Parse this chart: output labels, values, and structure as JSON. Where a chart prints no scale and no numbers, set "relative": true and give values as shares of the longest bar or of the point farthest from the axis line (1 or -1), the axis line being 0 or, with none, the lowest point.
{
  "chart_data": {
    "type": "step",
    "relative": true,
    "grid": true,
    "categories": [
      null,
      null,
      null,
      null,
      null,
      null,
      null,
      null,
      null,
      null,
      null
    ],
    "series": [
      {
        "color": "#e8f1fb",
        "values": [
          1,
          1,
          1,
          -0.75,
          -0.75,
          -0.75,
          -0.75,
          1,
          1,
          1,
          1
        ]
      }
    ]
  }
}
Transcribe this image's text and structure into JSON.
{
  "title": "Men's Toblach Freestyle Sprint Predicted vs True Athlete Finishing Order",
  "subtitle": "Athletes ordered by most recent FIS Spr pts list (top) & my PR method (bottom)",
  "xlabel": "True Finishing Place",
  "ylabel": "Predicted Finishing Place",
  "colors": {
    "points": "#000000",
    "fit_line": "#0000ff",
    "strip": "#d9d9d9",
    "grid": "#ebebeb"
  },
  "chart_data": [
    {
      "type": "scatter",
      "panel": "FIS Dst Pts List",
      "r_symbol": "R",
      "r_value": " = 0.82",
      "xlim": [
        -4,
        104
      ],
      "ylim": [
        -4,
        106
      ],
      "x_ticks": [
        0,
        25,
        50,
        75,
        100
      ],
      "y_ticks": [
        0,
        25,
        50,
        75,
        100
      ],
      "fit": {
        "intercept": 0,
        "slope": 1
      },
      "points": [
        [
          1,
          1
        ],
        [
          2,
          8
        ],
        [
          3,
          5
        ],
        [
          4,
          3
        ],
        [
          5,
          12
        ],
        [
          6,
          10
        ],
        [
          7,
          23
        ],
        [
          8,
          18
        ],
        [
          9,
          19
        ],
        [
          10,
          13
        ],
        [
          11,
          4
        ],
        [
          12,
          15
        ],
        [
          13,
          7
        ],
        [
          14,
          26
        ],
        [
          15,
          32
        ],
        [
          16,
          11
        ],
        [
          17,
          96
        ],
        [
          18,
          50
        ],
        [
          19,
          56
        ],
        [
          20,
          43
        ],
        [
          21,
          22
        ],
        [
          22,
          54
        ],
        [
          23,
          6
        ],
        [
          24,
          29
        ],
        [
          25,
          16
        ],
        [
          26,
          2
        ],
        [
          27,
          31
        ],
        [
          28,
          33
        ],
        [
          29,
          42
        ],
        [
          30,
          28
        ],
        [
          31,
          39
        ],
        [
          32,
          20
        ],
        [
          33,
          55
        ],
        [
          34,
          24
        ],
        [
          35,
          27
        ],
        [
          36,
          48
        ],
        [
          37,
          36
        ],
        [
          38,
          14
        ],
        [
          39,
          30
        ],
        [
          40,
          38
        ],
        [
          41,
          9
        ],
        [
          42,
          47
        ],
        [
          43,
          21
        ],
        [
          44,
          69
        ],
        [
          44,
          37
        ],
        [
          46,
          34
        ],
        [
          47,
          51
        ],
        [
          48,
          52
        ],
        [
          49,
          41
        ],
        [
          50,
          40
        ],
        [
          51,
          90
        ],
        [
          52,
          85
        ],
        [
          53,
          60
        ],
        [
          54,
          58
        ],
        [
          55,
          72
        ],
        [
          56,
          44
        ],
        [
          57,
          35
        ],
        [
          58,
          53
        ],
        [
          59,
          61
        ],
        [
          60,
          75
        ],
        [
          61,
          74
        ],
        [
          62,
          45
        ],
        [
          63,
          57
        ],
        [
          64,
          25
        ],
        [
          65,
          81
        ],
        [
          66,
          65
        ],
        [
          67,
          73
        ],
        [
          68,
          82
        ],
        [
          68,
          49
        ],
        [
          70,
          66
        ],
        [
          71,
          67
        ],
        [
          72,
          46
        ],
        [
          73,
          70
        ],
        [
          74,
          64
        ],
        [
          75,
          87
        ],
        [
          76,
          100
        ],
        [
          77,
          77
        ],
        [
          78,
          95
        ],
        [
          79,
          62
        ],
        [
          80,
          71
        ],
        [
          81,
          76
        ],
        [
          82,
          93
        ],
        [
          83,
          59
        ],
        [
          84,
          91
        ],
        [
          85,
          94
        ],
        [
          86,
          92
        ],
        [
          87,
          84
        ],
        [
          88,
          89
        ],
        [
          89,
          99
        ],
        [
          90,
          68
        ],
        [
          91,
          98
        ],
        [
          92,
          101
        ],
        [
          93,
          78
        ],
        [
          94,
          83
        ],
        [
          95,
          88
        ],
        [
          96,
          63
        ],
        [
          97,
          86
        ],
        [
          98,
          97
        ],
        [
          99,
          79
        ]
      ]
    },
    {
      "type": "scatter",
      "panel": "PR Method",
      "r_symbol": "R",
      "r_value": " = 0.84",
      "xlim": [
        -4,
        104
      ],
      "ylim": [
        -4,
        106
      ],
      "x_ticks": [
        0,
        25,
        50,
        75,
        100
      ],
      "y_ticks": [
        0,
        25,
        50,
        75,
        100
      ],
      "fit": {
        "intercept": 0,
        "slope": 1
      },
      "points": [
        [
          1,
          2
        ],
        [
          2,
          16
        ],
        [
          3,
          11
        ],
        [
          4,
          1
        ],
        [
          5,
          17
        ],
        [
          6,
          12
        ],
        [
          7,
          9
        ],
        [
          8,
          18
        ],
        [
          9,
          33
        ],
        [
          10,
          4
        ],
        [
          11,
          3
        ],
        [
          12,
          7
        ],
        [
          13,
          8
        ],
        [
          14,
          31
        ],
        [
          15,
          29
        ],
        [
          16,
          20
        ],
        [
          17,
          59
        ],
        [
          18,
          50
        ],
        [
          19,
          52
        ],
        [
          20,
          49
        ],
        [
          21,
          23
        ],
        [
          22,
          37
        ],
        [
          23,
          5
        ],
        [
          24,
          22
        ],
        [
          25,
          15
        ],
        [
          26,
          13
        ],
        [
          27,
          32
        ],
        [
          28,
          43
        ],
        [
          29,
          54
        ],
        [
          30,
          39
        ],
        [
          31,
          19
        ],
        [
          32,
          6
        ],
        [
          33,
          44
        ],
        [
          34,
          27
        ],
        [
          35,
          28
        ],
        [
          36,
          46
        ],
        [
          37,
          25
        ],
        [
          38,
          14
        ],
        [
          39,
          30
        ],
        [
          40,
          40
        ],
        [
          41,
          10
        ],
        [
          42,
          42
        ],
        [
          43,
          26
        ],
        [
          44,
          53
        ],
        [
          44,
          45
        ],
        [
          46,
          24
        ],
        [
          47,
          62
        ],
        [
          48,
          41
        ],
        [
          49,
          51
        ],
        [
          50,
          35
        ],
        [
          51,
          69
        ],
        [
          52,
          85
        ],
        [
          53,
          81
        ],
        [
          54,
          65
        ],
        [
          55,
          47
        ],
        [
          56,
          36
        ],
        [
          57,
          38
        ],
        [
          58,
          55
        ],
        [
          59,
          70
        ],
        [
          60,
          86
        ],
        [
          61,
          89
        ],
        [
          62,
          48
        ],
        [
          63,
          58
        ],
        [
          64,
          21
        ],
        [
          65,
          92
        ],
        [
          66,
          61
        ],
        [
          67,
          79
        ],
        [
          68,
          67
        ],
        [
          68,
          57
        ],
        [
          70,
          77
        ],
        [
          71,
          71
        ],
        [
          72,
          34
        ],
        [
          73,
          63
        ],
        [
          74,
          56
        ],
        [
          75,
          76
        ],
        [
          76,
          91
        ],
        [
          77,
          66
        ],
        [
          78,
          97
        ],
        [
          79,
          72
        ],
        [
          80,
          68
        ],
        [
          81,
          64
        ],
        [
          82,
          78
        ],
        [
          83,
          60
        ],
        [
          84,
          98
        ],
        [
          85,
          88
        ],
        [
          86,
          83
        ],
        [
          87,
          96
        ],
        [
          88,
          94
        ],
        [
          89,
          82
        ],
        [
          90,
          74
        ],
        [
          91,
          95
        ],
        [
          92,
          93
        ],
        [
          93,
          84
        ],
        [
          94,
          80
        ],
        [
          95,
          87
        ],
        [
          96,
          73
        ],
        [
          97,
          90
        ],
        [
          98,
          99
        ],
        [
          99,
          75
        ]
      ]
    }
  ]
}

» WHAT IS ASKED: Copy out all lines that carry the word "relative".

» WRITTEN SOLUTION:
Parse this chart: output labels, values, and structure as JSON. Where a chart prints no scale and no numbers, set "relative": true and give values as shares of the longest bar or of the point farthest from the axis line (1 or -1), the axis line being 0 or, with none, the lowest point.
    "relative": true,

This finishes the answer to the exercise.